----- SUPPLIED DATA

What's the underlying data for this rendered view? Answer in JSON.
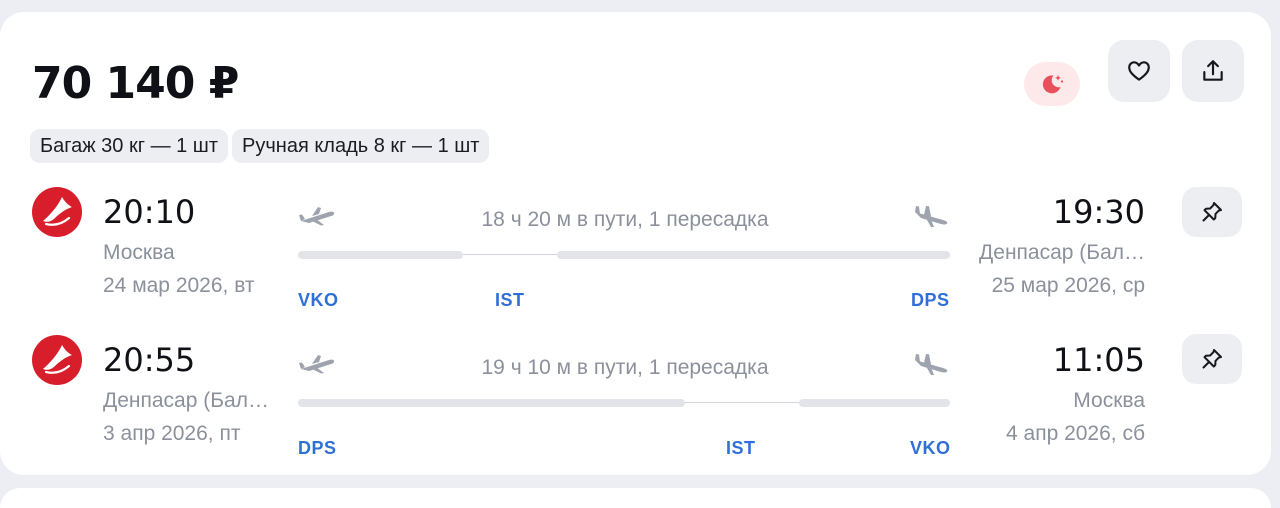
{
  "price": "70 140 ₽",
  "baggage": [
    {
      "label": "Багаж 30 кг — 1 шт"
    },
    {
      "label": "Ручная кладь 8 кг — 1 шт"
    }
  ],
  "colors": {
    "accent": "#2f6fd6",
    "airline": "#d81e2b",
    "night": "#e8505b"
  },
  "actions": {
    "night_icon": "moon-stars-icon",
    "favorite_icon": "heart-icon",
    "share_icon": "share-icon"
  },
  "segments": [
    {
      "airline_logo": "turkish-airlines-logo",
      "depart_time": "20:10",
      "depart_city": "Москва",
      "depart_date": "24 мар 2026, вт",
      "duration": "18 ч 20 м в пути, 1 пересадка",
      "from_code": "VKO",
      "via_code": "IST",
      "to_code": "DPS",
      "arrive_time": "19:30",
      "arrive_city": "Денпасар (Бал…",
      "arrive_date": "25 мар 2026, ср",
      "pin_icon": "pin-icon"
    },
    {
      "airline_logo": "turkish-airlines-logo",
      "depart_time": "20:55",
      "depart_city": "Денпасар (Бал…",
      "depart_date": "3 апр 2026, пт",
      "duration": "19 ч 10 м в пути, 1 пересадка",
      "from_code": "DPS",
      "via_code": "IST",
      "to_code": "VKO",
      "arrive_time": "11:05",
      "arrive_city": "Москва",
      "arrive_date": "4 апр 2026, сб",
      "pin_icon": "pin-icon"
    }
  ]
}
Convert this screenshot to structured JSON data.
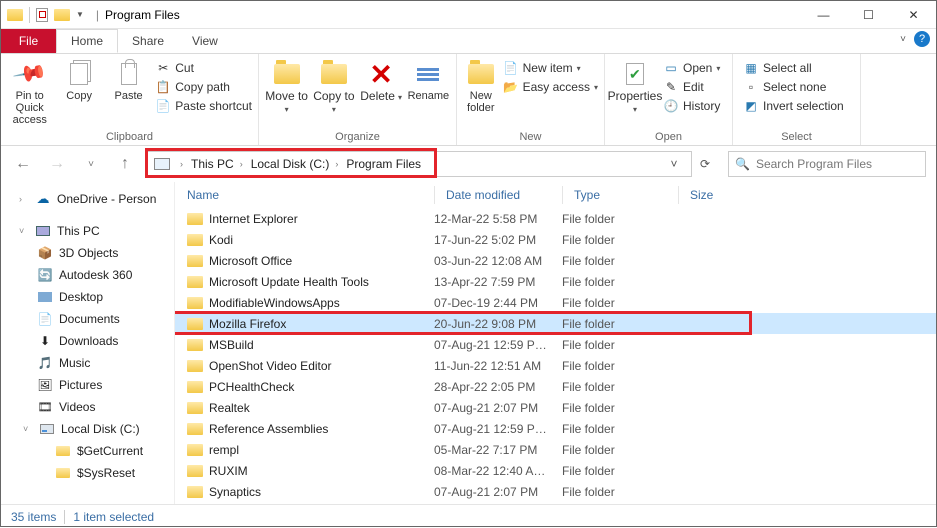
{
  "window": {
    "title": "Program Files"
  },
  "tabs": {
    "file": "File",
    "home": "Home",
    "share": "Share",
    "view": "View"
  },
  "ribbon": {
    "clipboard": {
      "label": "Clipboard",
      "pin": "Pin to Quick access",
      "copy": "Copy",
      "paste": "Paste",
      "cut": "Cut",
      "copypath": "Copy path",
      "shortcut": "Paste shortcut"
    },
    "organize": {
      "label": "Organize",
      "moveto": "Move to",
      "copyto": "Copy to",
      "delete": "Delete",
      "rename": "Rename"
    },
    "new": {
      "label": "New",
      "folder": "New folder",
      "item": "New item",
      "easy": "Easy access"
    },
    "open": {
      "label": "Open",
      "props": "Properties",
      "open": "Open",
      "edit": "Edit",
      "history": "History"
    },
    "select": {
      "label": "Select",
      "all": "Select all",
      "none": "Select none",
      "invert": "Invert selection"
    }
  },
  "breadcrumb": {
    "pc": "This PC",
    "drive": "Local Disk (C:)",
    "folder": "Program Files"
  },
  "search": {
    "placeholder": "Search Program Files"
  },
  "nav": {
    "onedrive": "OneDrive - Person",
    "thispc": "This PC",
    "items": [
      "3D Objects",
      "Autodesk 360",
      "Desktop",
      "Documents",
      "Downloads",
      "Music",
      "Pictures",
      "Videos",
      "Local Disk (C:)"
    ],
    "sub": [
      "$GetCurrent",
      "$SysReset"
    ]
  },
  "columns": {
    "name": "Name",
    "date": "Date modified",
    "type": "Type",
    "size": "Size"
  },
  "rows": [
    {
      "name": "Internet Explorer",
      "date": "12-Mar-22 5:58 PM",
      "type": "File folder"
    },
    {
      "name": "Kodi",
      "date": "17-Jun-22 5:02 PM",
      "type": "File folder"
    },
    {
      "name": "Microsoft Office",
      "date": "03-Jun-22 12:08 AM",
      "type": "File folder"
    },
    {
      "name": "Microsoft Update Health Tools",
      "date": "13-Apr-22 7:59 PM",
      "type": "File folder"
    },
    {
      "name": "ModifiableWindowsApps",
      "date": "07-Dec-19 2:44 PM",
      "type": "File folder"
    },
    {
      "name": "Mozilla Firefox",
      "date": "20-Jun-22 9:08 PM",
      "type": "File folder",
      "selected": true
    },
    {
      "name": "MSBuild",
      "date": "07-Aug-21 12:59 P…",
      "type": "File folder"
    },
    {
      "name": "OpenShot Video Editor",
      "date": "11-Jun-22 12:51 AM",
      "type": "File folder"
    },
    {
      "name": "PCHealthCheck",
      "date": "28-Apr-22 2:05 PM",
      "type": "File folder"
    },
    {
      "name": "Realtek",
      "date": "07-Aug-21 2:07 PM",
      "type": "File folder"
    },
    {
      "name": "Reference Assemblies",
      "date": "07-Aug-21 12:59 P…",
      "type": "File folder"
    },
    {
      "name": "rempl",
      "date": "05-Mar-22 7:17 PM",
      "type": "File folder"
    },
    {
      "name": "RUXIM",
      "date": "08-Mar-22 12:40 A…",
      "type": "File folder"
    },
    {
      "name": "Synaptics",
      "date": "07-Aug-21 2:07 PM",
      "type": "File folder"
    }
  ],
  "status": {
    "items": "35 items",
    "selected": "1 item selected"
  }
}
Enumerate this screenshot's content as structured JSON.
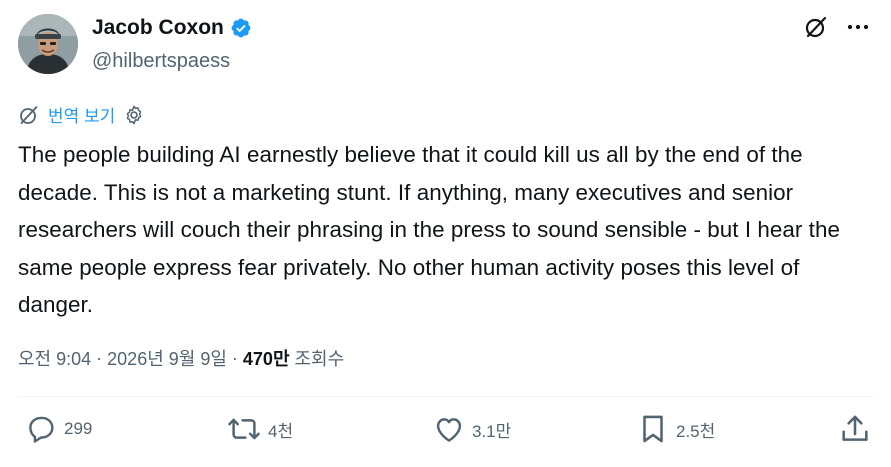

----------

WHAT YOU NEED TO DO: Point out every line holding the string "icon" and copy it.

EXPECTED ANSWER:
    "night_icon": "moon-stars-icon",
    "favorite_icon": "heart-icon",
    "share_icon": "share-icon"
      "pin_icon": "pin-icon"
      "pin_icon": "pin-icon"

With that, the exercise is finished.